__INSTRUCTIONS FOR THE TASK__.
Copy out the data exactly, leaving the pictures behind.

__DATA SHOWN__.
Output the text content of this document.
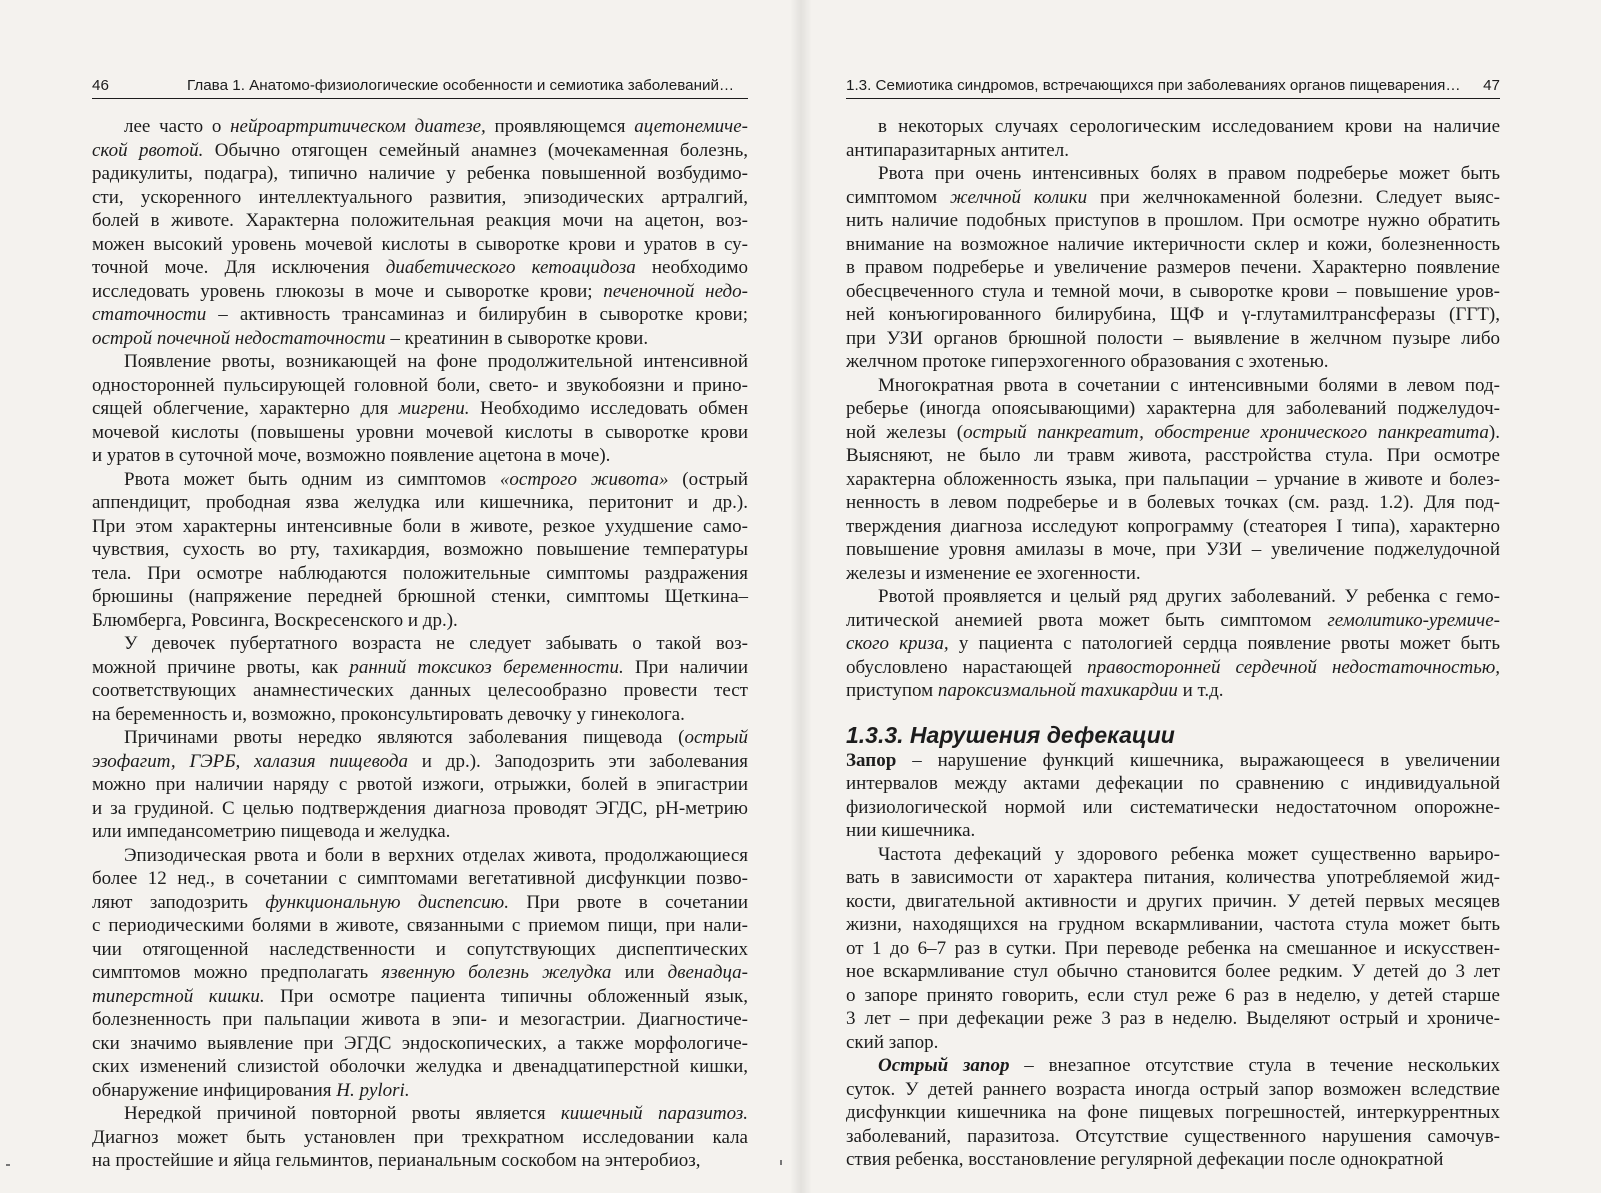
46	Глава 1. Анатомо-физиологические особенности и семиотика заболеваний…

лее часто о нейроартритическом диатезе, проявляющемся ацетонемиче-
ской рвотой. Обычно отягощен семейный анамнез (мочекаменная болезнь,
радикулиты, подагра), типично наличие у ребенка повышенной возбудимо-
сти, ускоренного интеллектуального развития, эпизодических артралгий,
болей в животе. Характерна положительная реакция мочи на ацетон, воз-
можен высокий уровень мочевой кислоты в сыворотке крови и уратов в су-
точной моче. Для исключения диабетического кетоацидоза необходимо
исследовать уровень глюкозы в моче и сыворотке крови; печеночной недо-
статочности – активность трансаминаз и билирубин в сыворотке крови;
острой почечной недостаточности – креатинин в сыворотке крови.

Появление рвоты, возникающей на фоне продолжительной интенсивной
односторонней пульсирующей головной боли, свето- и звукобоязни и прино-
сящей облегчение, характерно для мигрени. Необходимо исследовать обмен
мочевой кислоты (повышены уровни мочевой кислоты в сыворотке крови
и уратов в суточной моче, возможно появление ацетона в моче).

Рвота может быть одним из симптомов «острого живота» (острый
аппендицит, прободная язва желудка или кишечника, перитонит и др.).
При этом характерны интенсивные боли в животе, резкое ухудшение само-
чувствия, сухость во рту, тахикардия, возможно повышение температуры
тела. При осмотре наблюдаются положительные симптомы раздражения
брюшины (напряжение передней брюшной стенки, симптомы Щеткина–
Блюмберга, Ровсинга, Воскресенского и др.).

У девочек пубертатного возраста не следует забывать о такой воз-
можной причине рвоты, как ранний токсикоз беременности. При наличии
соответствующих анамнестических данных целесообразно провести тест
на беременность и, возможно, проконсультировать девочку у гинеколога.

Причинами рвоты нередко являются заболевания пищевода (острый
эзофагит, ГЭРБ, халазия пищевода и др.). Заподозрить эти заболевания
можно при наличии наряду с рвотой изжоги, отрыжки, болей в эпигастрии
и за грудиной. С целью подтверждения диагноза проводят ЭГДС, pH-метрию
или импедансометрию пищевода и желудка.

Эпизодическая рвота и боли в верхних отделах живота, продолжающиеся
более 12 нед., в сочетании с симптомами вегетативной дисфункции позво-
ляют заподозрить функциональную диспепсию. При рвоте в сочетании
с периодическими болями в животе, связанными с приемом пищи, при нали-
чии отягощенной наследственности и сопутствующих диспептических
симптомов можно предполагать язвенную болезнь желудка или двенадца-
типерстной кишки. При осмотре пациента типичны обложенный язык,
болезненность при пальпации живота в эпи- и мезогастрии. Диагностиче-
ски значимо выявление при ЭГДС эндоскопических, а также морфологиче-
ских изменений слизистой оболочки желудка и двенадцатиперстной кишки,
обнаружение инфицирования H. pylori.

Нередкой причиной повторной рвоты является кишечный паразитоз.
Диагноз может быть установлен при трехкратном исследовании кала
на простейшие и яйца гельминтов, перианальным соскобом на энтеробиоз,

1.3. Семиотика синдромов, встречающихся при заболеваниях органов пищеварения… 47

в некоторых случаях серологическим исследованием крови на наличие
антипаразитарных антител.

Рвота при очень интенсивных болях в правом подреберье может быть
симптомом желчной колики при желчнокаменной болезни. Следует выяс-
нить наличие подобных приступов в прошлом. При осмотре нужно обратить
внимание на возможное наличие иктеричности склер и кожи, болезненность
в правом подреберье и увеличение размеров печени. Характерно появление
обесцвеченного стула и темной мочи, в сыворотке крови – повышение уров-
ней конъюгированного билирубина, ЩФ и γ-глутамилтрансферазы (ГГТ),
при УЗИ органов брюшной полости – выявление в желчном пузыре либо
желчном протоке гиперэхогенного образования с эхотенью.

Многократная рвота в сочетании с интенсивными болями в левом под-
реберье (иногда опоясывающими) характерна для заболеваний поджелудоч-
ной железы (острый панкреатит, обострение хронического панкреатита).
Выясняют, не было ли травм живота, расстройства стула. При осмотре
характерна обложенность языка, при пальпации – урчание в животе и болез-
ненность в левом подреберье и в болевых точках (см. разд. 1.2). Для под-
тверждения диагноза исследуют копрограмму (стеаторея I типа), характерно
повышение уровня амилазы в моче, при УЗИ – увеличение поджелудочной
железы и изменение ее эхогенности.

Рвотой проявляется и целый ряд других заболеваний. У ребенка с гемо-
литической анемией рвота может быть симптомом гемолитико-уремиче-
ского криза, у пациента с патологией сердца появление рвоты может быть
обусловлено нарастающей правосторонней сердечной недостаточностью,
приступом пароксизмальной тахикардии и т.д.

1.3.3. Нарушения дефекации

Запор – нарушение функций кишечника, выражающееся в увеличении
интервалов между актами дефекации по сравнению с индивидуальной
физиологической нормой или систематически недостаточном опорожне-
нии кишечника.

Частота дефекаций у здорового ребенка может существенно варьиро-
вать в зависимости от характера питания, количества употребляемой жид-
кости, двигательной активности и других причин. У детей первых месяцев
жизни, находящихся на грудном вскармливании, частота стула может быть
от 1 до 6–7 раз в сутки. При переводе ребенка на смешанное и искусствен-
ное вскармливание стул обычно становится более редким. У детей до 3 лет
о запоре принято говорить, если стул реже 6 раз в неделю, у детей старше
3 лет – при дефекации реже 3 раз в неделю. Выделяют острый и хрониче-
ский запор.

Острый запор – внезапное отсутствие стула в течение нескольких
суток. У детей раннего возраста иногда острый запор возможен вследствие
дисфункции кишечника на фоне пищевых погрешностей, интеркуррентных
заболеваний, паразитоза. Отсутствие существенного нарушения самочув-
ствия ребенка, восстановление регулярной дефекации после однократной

__COMPLETE ANSWER__.
Output the text content of this document.
46	Глава 1. Анатомо-физиологические особенности и семиотика заболеваний…

лее часто о нейроартритическом диатезе, проявляющемся ацетонемиче-
ской рвотой. Обычно отягощен семейный анамнез (мочекаменная болезнь,
радикулиты, подагра), типично наличие у ребенка повышенной возбудимо-
сти, ускоренного интеллектуального развития, эпизодических артралгий,
болей в животе. Характерна положительная реакция мочи на ацетон, воз-
можен высокий уровень мочевой кислоты в сыворотке крови и уратов в су-
точной моче. Для исключения диабетического кетоацидоза необходимо
исследовать уровень глюкозы в моче и сыворотке крови; печеночной недо-
статочности – активность трансаминаз и билирубин в сыворотке крови;
острой почечной недостаточности – креатинин в сыворотке крови.

Появление рвоты, возникающей на фоне продолжительной интенсивной
односторонней пульсирующей головной боли, свето- и звукобоязни и прино-
сящей облегчение, характерно для мигрени. Необходимо исследовать обмен
мочевой кислоты (повышены уровни мочевой кислоты в сыворотке крови
и уратов в суточной моче, возможно появление ацетона в моче).

Рвота может быть одним из симптомов «острого живота» (острый
аппендицит, прободная язва желудка или кишечника, перитонит и др.).
При этом характерны интенсивные боли в животе, резкое ухудшение само-
чувствия, сухость во рту, тахикардия, возможно повышение температуры
тела. При осмотре наблюдаются положительные симптомы раздражения
брюшины (напряжение передней брюшной стенки, симптомы Щеткина–
Блюмберга, Ровсинга, Воскресенского и др.).

У девочек пубертатного возраста не следует забывать о такой воз-
можной причине рвоты, как ранний токсикоз беременности. При наличии
соответствующих анамнестических данных целесообразно провести тест
на беременность и, возможно, проконсультировать девочку у гинеколога.

Причинами рвоты нередко являются заболевания пищевода (острый
эзофагит, ГЭРБ, халазия пищевода и др.). Заподозрить эти заболевания
можно при наличии наряду с рвотой изжоги, отрыжки, болей в эпигастрии
и за грудиной. С целью подтверждения диагноза проводят ЭГДС, pH-метрию
или импедансометрию пищевода и желудка.

Эпизодическая рвота и боли в верхних отделах живота, продолжающиеся
более 12 нед., в сочетании с симптомами вегетативной дисфункции позво-
ляют заподозрить функциональную диспепсию. При рвоте в сочетании
с периодическими болями в животе, связанными с приемом пищи, при нали-
чии отягощенной наследственности и сопутствующих диспептических
симптомов можно предполагать язвенную болезнь желудка или двенадца-
типерстной кишки. При осмотре пациента типичны обложенный язык,
болезненность при пальпации живота в эпи- и мезогастрии. Диагностиче-
ски значимо выявление при ЭГДС эндоскопических, а также морфологиче-
ских изменений слизистой оболочки желудка и двенадцатиперстной кишки,
обнаружение инфицирования H. pylori.

Нередкой причиной повторной рвоты является кишечный паразитоз.
Диагноз может быть установлен при трехкратном исследовании кала
на простейшие и яйца гельминтов, перианальным соскобом на энтеробиоз,

1.3. Семиотика синдромов, встречающихся при заболеваниях органов пищеварения… 47

в некоторых случаях серологическим исследованием крови на наличие
антипаразитарных антител.

Рвота при очень интенсивных болях в правом подреберье может быть
симптомом желчной колики при желчнокаменной болезни. Следует выяс-
нить наличие подобных приступов в прошлом. При осмотре нужно обратить
внимание на возможное наличие иктеричности склер и кожи, болезненность
в правом подреберье и увеличение размеров печени. Характерно появление
обесцвеченного стула и темной мочи, в сыворотке крови – повышение уров-
ней конъюгированного билирубина, ЩФ и γ-глутамилтрансферазы (ГГТ),
при УЗИ органов брюшной полости – выявление в желчном пузыре либо
желчном протоке гиперэхогенного образования с эхотенью.

Многократная рвота в сочетании с интенсивными болями в левом под-
реберье (иногда опоясывающими) характерна для заболеваний поджелудоч-
ной железы (острый панкреатит, обострение хронического панкреатита).
Выясняют, не было ли травм живота, расстройства стула. При осмотре
характерна обложенность языка, при пальпации – урчание в животе и болез-
ненность в левом подреберье и в болевых точках (см. разд. 1.2). Для под-
тверждения диагноза исследуют копрограмму (стеаторея I типа), характерно
повышение уровня амилазы в моче, при УЗИ – увеличение поджелудочной
железы и изменение ее эхогенности.

Рвотой проявляется и целый ряд других заболеваний. У ребенка с гемо-
литической анемией рвота может быть симптомом гемолитико-уремиче-
ского криза, у пациента с патологией сердца появление рвоты может быть
обусловлено нарастающей правосторонней сердечной недостаточностью,
приступом пароксизмальной тахикардии и т.д.

1.3.3. Нарушения дефекации

Запор – нарушение функций кишечника, выражающееся в увеличении
интервалов между актами дефекации по сравнению с индивидуальной
физиологической нормой или систематически недостаточном опорожне-
нии кишечника.

Частота дефекаций у здорового ребенка может существенно варьиро-
вать в зависимости от характера питания, количества употребляемой жид-
кости, двигательной активности и других причин. У детей первых месяцев
жизни, находящихся на грудном вскармливании, частота стула может быть
от 1 до 6–7 раз в сутки. При переводе ребенка на смешанное и искусствен-
ное вскармливание стул обычно становится более редким. У детей до 3 лет
о запоре принято говорить, если стул реже 6 раз в неделю, у детей старше
3 лет – при дефекации реже 3 раз в неделю. Выделяют острый и хрониче-
ский запор.

Острый запор – внезапное отсутствие стула в течение нескольких
суток. У детей раннего возраста иногда острый запор возможен вследствие
дисфункции кишечника на фоне пищевых погрешностей, интеркуррентных
заболеваний, паразитоза. Отсутствие существенного нарушения самочув-
ствия ребенка, восстановление регулярной дефекации после однократной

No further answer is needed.